> _EXERCISE BRIEF_: Below are the records. List every line holding the word "JSON".

> _EXERCISE MATERIAL_:
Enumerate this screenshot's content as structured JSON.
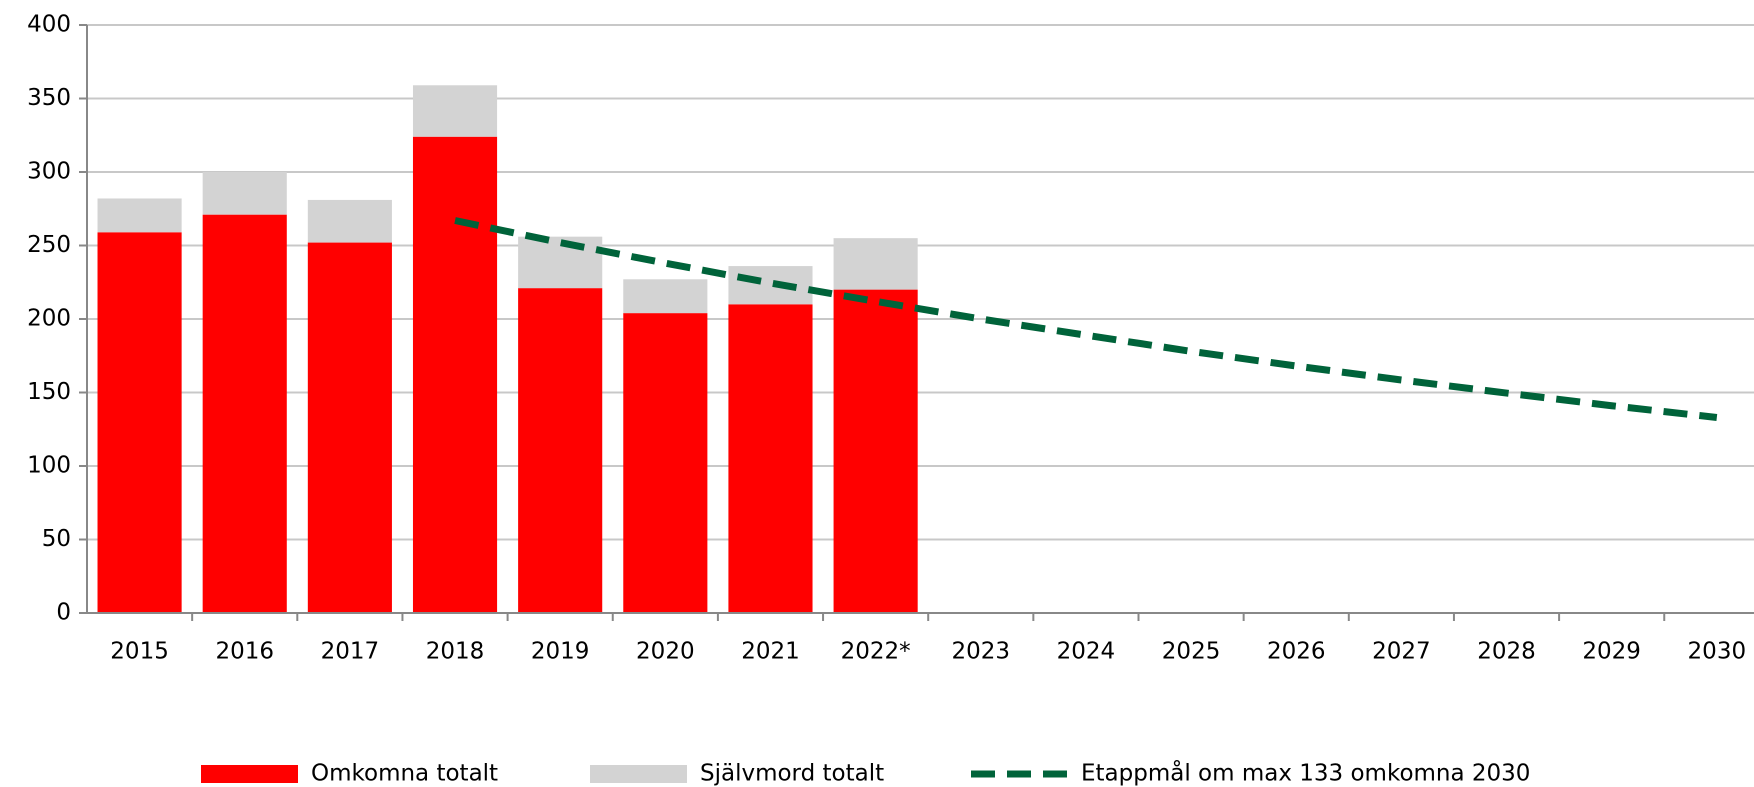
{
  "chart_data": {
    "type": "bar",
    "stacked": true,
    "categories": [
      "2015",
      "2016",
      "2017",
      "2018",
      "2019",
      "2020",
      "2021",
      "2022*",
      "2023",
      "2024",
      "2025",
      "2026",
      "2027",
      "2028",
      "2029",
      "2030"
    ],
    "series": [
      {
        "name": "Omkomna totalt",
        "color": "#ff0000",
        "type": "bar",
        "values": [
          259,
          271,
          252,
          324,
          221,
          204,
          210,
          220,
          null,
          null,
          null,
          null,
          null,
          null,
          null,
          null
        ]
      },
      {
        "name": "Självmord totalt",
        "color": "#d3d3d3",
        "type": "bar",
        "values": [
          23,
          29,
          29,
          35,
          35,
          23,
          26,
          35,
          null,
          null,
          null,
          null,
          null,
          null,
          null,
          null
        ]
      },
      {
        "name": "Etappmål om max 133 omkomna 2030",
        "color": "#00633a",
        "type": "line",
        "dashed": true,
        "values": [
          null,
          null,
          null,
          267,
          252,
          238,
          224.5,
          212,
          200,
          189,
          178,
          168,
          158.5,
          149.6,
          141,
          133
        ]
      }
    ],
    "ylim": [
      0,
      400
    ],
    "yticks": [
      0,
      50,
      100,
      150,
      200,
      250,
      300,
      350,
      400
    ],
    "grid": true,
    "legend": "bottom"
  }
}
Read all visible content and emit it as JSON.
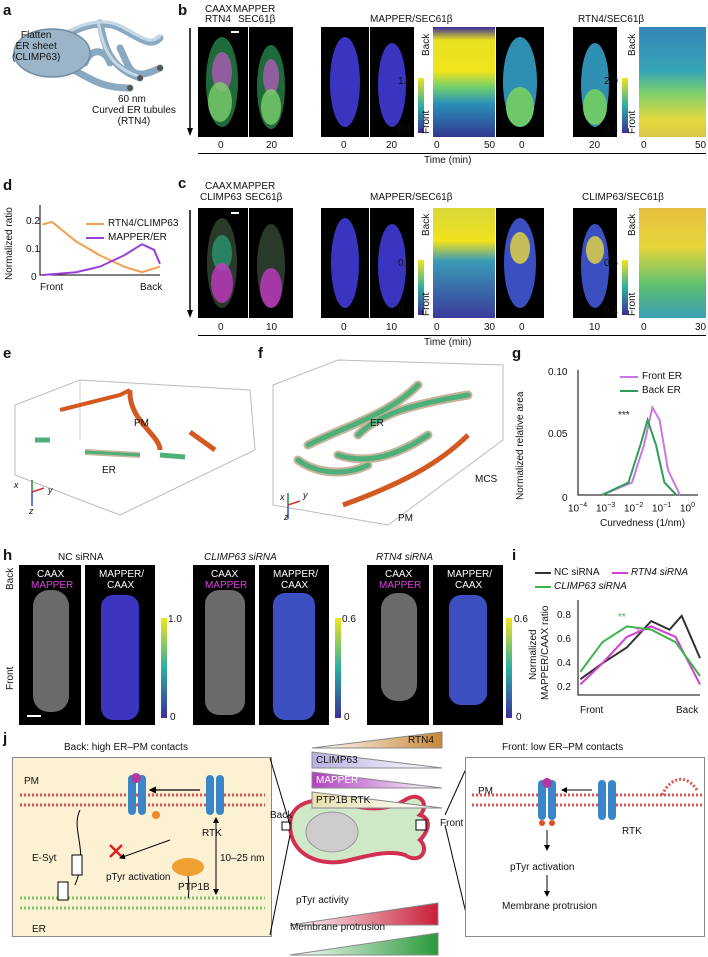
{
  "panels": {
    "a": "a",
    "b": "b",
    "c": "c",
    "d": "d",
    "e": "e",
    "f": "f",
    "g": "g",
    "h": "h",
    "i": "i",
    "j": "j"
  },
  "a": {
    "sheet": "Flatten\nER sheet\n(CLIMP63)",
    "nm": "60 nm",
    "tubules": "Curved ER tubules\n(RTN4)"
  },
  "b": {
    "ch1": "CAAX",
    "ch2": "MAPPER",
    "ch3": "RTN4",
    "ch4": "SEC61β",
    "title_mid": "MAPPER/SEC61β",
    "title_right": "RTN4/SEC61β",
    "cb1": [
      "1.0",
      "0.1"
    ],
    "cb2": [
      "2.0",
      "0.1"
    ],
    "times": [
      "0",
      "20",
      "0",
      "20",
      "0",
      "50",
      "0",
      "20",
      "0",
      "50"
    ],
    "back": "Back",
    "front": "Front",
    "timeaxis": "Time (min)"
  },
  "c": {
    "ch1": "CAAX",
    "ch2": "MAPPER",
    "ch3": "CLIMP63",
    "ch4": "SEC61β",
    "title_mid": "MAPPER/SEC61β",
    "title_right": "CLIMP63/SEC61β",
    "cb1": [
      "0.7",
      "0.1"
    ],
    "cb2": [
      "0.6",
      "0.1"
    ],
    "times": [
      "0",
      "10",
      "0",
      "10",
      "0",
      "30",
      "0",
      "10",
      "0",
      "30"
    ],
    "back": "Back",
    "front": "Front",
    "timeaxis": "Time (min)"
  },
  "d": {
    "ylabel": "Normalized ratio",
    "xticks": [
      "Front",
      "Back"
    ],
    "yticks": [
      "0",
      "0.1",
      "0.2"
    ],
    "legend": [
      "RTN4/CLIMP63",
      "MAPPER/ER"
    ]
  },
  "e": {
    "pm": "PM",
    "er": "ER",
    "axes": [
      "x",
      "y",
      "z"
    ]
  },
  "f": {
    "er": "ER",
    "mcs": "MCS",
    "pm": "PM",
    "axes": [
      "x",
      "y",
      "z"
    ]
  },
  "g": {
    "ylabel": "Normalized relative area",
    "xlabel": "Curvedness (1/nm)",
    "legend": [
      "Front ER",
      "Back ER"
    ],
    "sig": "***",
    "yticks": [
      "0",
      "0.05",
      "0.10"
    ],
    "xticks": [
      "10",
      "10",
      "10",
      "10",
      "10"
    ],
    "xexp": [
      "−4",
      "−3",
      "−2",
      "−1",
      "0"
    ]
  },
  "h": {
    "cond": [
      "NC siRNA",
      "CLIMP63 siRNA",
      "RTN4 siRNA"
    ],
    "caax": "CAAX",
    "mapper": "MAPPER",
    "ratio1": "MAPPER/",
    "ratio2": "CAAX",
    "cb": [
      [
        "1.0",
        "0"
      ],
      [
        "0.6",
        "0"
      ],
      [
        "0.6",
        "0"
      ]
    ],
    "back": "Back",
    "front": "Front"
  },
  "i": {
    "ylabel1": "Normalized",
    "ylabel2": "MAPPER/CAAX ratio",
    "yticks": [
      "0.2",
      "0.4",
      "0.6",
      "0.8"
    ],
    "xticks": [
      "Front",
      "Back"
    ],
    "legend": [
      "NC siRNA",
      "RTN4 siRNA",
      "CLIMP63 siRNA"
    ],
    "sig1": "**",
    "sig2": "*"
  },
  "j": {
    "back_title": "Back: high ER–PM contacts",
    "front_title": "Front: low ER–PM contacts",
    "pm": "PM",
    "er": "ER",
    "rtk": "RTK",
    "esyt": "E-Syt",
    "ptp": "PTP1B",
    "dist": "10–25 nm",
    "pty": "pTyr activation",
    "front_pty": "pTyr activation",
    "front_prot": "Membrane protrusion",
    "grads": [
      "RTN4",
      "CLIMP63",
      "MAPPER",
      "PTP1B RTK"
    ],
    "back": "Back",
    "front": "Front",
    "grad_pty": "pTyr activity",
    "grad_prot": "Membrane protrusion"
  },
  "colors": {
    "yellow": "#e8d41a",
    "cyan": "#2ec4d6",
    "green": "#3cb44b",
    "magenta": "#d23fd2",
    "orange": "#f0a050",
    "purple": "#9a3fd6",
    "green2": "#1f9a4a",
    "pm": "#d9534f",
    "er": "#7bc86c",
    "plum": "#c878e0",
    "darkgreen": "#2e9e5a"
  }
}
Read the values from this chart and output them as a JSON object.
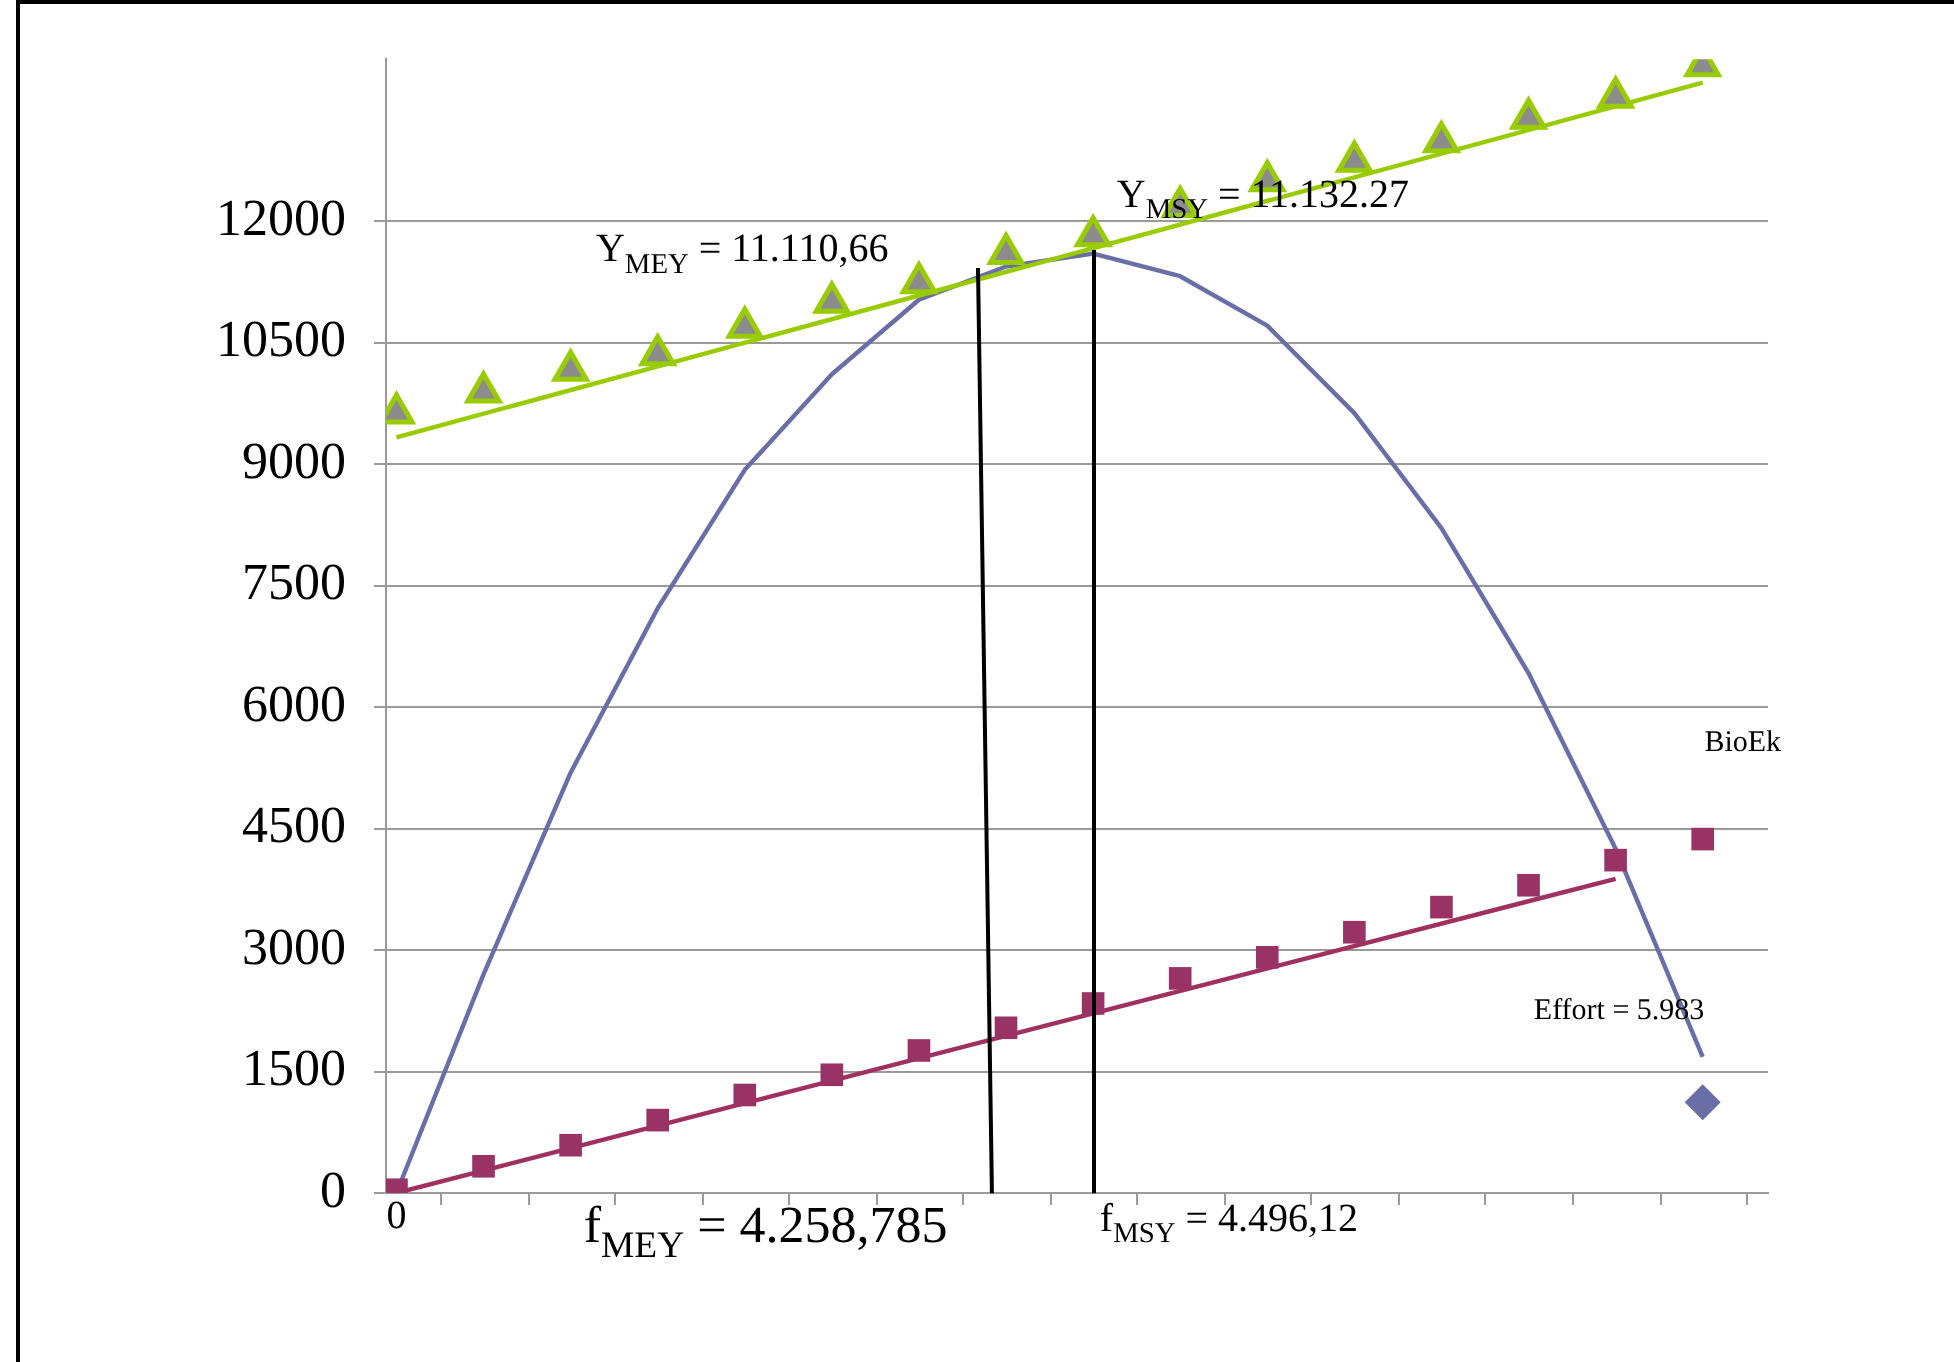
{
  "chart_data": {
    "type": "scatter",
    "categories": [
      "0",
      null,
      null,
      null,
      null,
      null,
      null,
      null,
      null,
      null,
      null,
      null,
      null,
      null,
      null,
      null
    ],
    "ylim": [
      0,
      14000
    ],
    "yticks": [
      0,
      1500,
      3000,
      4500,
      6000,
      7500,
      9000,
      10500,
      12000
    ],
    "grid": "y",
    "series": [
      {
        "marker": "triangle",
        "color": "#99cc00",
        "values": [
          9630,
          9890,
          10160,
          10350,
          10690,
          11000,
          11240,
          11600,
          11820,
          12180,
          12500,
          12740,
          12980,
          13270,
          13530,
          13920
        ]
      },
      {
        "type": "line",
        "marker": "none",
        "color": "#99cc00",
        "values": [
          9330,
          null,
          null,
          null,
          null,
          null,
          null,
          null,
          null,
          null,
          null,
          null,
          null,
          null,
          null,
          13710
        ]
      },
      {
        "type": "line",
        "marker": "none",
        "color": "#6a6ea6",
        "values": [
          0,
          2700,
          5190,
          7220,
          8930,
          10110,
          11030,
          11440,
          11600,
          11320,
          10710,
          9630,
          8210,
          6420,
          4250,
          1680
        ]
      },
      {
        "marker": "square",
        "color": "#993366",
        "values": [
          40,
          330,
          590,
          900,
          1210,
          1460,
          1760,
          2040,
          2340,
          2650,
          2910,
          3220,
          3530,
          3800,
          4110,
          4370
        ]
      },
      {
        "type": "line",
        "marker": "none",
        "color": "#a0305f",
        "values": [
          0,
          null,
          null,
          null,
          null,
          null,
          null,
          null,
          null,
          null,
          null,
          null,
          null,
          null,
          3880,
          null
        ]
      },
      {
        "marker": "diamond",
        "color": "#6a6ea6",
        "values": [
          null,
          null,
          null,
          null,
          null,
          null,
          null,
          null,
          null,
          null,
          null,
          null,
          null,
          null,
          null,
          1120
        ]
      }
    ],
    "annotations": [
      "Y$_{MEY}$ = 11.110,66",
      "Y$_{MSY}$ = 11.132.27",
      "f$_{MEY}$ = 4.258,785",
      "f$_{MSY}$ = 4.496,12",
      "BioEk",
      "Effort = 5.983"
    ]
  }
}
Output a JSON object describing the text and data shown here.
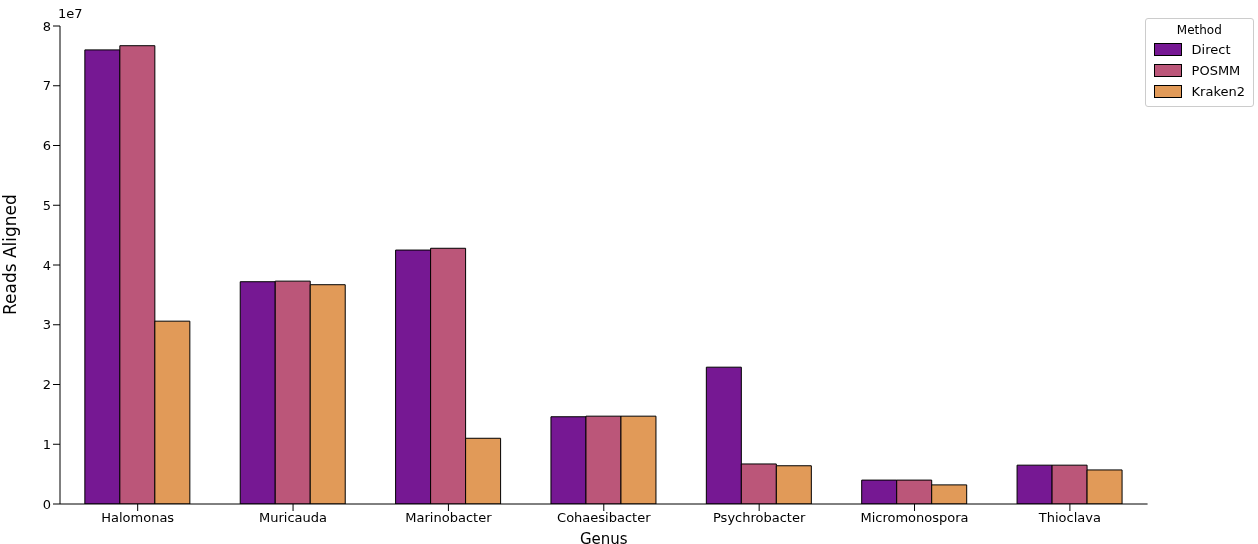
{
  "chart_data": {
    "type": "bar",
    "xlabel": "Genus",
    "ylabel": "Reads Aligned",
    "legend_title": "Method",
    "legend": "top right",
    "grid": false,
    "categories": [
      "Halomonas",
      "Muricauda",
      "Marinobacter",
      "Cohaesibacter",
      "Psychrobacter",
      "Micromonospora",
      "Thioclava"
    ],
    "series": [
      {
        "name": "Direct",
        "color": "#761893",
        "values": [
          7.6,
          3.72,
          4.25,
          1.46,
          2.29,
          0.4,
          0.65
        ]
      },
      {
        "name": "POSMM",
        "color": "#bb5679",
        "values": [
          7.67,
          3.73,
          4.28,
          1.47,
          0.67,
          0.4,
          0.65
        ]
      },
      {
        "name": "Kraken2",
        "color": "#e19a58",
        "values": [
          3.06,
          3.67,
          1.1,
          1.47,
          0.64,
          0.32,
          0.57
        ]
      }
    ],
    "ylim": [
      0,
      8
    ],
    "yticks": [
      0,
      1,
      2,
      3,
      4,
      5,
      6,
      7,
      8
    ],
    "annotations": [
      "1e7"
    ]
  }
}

> _WORKED ANSWER_:
Enumerate this screenshot's content as structured JSON.
Read all visible content and emit it as JSON.
Read the values from this chart and output them as a JSON object.
Output a JSON object describing the text and data shown here.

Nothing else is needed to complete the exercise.